(Records of where elements appear)
——

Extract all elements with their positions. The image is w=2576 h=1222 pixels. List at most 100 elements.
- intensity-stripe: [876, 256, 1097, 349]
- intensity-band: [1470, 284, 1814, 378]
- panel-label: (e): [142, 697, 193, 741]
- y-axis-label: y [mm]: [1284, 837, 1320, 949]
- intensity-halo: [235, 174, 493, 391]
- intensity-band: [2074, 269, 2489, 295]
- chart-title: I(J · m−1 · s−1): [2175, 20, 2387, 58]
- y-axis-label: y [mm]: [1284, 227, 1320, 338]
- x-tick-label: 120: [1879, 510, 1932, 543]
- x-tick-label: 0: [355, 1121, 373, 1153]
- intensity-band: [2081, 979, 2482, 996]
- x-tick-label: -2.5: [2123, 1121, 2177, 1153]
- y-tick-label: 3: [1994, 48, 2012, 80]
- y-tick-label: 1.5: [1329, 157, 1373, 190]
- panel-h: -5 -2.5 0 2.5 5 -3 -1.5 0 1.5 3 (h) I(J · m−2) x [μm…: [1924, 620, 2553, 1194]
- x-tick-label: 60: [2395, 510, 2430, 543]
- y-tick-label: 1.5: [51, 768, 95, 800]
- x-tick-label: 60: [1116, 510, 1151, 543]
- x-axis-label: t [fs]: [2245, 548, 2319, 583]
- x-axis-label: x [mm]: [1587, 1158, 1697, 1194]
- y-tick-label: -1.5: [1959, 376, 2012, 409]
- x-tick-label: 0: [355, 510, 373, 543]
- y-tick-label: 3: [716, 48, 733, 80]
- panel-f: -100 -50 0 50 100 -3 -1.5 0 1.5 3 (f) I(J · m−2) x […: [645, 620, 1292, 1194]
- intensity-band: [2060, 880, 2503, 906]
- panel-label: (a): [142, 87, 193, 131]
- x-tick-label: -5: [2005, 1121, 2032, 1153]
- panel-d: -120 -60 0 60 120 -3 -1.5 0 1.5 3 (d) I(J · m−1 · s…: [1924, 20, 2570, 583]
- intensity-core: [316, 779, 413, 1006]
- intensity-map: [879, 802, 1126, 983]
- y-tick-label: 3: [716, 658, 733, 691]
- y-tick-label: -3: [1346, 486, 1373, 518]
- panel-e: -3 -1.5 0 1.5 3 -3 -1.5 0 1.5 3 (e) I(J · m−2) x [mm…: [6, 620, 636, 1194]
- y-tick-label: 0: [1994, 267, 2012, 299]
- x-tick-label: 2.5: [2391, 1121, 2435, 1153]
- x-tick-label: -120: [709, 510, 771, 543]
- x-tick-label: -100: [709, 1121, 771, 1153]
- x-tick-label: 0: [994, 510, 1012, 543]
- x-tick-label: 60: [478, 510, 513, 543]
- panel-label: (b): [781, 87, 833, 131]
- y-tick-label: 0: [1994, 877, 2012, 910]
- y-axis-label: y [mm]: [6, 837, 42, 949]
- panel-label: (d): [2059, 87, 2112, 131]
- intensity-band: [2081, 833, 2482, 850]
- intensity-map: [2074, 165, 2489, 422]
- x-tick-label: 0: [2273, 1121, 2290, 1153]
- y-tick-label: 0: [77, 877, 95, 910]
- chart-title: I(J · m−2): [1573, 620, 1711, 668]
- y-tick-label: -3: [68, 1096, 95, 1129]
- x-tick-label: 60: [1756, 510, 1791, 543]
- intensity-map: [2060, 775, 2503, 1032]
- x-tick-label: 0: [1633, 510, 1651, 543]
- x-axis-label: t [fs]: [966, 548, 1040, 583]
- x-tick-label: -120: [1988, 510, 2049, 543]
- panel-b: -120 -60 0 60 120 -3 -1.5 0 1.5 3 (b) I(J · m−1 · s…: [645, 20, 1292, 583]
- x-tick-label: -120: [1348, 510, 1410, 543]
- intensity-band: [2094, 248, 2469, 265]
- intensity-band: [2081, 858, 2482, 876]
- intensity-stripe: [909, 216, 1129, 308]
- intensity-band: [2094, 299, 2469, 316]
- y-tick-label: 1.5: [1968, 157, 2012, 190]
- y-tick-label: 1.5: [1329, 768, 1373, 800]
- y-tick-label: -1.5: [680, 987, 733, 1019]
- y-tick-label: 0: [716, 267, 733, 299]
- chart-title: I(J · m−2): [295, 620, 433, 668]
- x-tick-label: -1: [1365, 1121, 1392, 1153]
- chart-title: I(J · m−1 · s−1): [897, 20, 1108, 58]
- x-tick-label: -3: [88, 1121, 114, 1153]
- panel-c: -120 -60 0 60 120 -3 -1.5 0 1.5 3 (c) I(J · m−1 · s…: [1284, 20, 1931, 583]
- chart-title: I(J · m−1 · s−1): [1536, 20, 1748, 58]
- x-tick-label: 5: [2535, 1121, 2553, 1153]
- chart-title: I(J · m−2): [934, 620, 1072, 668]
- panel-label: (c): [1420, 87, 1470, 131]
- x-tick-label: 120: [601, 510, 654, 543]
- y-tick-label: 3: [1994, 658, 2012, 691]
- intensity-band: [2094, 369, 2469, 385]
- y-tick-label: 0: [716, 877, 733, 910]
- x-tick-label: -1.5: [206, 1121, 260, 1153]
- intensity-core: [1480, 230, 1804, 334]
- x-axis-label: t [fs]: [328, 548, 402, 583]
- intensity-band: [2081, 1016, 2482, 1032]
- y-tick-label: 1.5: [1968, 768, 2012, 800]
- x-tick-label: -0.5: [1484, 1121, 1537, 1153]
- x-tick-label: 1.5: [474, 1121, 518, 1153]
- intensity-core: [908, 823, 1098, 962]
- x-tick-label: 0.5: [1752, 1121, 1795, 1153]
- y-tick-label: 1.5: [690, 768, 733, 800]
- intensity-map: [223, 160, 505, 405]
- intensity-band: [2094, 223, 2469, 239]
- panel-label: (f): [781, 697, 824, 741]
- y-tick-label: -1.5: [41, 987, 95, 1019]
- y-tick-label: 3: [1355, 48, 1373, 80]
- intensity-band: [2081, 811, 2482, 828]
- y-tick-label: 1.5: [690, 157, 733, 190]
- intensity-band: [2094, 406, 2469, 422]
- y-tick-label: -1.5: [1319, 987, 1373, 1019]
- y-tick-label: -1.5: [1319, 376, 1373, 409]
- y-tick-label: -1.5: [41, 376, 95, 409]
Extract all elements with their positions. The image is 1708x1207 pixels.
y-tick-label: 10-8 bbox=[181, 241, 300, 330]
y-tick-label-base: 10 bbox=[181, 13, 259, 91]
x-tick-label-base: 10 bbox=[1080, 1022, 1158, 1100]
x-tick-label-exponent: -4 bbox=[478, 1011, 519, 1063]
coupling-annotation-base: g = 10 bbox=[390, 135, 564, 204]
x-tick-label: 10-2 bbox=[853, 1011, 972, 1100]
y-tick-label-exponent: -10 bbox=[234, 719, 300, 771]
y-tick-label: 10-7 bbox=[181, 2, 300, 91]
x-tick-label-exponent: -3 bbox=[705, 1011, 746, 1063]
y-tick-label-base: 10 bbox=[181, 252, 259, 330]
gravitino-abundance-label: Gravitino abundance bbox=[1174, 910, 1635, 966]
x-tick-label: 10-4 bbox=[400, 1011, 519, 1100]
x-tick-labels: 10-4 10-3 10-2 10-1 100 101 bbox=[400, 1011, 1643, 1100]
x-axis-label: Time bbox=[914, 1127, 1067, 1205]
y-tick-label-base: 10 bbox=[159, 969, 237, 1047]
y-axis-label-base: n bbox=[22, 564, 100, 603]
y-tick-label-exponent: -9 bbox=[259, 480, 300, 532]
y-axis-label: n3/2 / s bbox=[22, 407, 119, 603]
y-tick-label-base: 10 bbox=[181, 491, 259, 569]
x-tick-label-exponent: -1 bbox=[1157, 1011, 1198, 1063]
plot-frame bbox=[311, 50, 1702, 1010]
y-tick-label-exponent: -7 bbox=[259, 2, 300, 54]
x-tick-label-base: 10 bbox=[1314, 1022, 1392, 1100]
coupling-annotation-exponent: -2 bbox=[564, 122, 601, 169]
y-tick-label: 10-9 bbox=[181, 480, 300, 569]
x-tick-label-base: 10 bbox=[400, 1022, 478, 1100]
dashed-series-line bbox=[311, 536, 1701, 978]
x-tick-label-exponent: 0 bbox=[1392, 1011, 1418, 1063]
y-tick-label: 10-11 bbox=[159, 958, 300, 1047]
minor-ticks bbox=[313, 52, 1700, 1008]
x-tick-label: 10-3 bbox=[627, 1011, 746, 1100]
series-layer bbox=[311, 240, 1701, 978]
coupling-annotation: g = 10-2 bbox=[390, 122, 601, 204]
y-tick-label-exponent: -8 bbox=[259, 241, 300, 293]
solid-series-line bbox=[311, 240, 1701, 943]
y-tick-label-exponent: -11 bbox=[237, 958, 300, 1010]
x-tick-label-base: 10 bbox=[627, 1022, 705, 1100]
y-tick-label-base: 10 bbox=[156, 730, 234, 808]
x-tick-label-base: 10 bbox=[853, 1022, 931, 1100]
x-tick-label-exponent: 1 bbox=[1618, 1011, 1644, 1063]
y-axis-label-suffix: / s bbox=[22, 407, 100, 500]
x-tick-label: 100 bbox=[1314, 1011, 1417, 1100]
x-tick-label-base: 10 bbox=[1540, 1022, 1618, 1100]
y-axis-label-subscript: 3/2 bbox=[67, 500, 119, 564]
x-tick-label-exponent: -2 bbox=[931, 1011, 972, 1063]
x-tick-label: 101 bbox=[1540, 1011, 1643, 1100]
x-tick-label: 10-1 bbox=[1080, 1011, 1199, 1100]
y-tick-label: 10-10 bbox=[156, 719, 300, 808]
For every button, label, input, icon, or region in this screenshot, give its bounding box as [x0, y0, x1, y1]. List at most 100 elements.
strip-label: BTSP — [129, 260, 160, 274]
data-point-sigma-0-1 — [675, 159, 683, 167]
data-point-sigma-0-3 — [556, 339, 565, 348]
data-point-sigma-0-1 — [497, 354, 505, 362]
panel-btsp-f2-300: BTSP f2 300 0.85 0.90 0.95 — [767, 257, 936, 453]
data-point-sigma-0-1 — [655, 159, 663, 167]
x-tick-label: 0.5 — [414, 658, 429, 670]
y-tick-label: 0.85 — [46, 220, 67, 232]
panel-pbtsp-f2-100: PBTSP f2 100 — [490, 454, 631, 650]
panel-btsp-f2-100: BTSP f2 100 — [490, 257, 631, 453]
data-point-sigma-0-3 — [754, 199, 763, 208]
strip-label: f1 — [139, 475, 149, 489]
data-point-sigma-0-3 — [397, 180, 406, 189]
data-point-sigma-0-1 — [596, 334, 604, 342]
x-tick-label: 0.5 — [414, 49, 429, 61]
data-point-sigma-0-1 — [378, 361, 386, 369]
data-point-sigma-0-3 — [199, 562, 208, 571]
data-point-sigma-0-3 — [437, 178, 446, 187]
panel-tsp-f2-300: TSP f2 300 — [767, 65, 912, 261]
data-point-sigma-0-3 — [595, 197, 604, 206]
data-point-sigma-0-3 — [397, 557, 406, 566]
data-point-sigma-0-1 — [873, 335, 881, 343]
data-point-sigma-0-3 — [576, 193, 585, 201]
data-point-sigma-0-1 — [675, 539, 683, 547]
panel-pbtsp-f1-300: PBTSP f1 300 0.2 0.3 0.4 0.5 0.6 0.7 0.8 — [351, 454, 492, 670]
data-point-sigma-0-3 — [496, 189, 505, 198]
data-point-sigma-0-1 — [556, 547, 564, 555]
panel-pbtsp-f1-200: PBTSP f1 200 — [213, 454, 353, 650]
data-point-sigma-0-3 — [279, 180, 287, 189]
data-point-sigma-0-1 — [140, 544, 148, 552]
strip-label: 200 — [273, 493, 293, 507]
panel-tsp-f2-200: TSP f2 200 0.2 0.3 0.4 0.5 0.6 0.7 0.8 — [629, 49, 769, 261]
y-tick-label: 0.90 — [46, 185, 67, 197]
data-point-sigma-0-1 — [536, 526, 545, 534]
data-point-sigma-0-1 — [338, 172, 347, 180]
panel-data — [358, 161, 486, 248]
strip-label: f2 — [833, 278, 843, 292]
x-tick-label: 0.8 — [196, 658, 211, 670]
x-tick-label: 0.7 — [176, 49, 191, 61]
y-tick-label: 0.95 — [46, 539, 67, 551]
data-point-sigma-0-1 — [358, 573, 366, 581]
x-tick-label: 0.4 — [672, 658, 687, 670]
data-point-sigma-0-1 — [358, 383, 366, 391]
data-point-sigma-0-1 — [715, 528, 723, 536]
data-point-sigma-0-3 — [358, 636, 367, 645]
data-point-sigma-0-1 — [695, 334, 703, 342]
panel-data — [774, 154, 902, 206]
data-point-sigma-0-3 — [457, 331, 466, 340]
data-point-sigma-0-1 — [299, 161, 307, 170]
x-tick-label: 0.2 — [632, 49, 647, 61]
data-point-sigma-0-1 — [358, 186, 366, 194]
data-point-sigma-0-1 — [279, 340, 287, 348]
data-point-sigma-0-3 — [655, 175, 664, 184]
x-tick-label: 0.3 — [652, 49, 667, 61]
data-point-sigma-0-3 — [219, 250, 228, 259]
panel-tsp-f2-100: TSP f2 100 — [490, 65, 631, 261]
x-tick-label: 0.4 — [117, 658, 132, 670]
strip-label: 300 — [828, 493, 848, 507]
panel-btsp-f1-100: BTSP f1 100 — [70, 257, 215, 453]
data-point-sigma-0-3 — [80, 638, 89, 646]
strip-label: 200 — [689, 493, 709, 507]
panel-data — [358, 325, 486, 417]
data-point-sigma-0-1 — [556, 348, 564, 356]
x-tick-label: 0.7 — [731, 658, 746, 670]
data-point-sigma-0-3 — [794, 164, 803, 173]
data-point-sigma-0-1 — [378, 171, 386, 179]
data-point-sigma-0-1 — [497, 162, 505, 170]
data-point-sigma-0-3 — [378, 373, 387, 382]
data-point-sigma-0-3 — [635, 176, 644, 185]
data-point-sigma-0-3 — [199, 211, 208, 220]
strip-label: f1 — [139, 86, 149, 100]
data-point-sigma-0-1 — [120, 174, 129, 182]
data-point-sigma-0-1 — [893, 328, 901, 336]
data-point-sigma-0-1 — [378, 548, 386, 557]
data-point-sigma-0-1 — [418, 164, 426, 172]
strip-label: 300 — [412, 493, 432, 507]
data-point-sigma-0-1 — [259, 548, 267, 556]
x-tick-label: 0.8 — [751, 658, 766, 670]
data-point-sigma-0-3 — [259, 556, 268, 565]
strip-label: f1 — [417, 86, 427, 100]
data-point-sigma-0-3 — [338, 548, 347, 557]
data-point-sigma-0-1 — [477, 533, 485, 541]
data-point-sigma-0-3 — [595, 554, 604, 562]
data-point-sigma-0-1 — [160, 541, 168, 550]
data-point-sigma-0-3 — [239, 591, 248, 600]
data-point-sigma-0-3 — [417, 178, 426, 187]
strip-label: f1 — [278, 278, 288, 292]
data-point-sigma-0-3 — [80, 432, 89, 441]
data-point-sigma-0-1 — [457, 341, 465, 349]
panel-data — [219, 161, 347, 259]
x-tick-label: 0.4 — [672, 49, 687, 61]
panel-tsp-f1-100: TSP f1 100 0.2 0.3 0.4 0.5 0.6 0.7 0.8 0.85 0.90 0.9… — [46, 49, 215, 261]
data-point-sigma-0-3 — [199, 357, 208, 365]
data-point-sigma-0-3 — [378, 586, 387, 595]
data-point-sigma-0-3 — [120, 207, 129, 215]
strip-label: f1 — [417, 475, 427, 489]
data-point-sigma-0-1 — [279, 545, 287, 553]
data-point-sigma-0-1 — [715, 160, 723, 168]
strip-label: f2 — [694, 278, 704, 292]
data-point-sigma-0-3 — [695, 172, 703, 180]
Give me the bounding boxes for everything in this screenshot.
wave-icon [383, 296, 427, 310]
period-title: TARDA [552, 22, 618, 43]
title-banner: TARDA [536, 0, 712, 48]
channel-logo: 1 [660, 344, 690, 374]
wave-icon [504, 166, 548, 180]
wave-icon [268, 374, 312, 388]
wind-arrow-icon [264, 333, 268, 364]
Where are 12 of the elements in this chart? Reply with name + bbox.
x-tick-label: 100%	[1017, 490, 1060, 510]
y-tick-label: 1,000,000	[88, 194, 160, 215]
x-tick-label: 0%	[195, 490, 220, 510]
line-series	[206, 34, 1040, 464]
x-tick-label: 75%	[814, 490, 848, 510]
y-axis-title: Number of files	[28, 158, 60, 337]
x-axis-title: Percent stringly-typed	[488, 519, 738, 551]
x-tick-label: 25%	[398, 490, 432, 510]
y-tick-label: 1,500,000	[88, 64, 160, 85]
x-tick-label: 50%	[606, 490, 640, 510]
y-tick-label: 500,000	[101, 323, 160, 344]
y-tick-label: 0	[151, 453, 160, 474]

——

## [SET EXERCISE]
Reproduce the data from its first line up to and including the line containing "- y-tick-label: 1.5: [51, 768, 95, 800]", and nothing after that.

## [EXERCISE OUTPUT]
Extract all elements with their positions. The image is w=2576 h=1222 pixels. List at most 100 elements.
- intensity-stripe: [876, 256, 1097, 349]
- intensity-band: [1470, 284, 1814, 378]
- panel-label: (e): [142, 697, 193, 741]
- y-axis-label: y [mm]: [1284, 837, 1320, 949]
- intensity-halo: [235, 174, 493, 391]
- intensity-band: [2074, 269, 2489, 295]
- chart-title: I(J · m−1 · s−1): [2175, 20, 2387, 58]
- y-axis-label: y [mm]: [1284, 227, 1320, 338]
- x-tick-label: 120: [1879, 510, 1932, 543]
- x-tick-label: 0: [355, 1121, 373, 1153]
- intensity-band: [2081, 979, 2482, 996]
- x-tick-label: -2.5: [2123, 1121, 2177, 1153]
- y-tick-label: 3: [1994, 48, 2012, 80]
- y-tick-label: 1.5: [1329, 157, 1373, 190]
- panel-h: -5 -2.5 0 2.5 5 -3 -1.5 0 1.5 3 (h) I(J · m−2) x [μm…: [1924, 620, 2553, 1194]
- x-tick-label: 60: [2395, 510, 2430, 543]
- y-tick-label: 1.5: [51, 768, 95, 800]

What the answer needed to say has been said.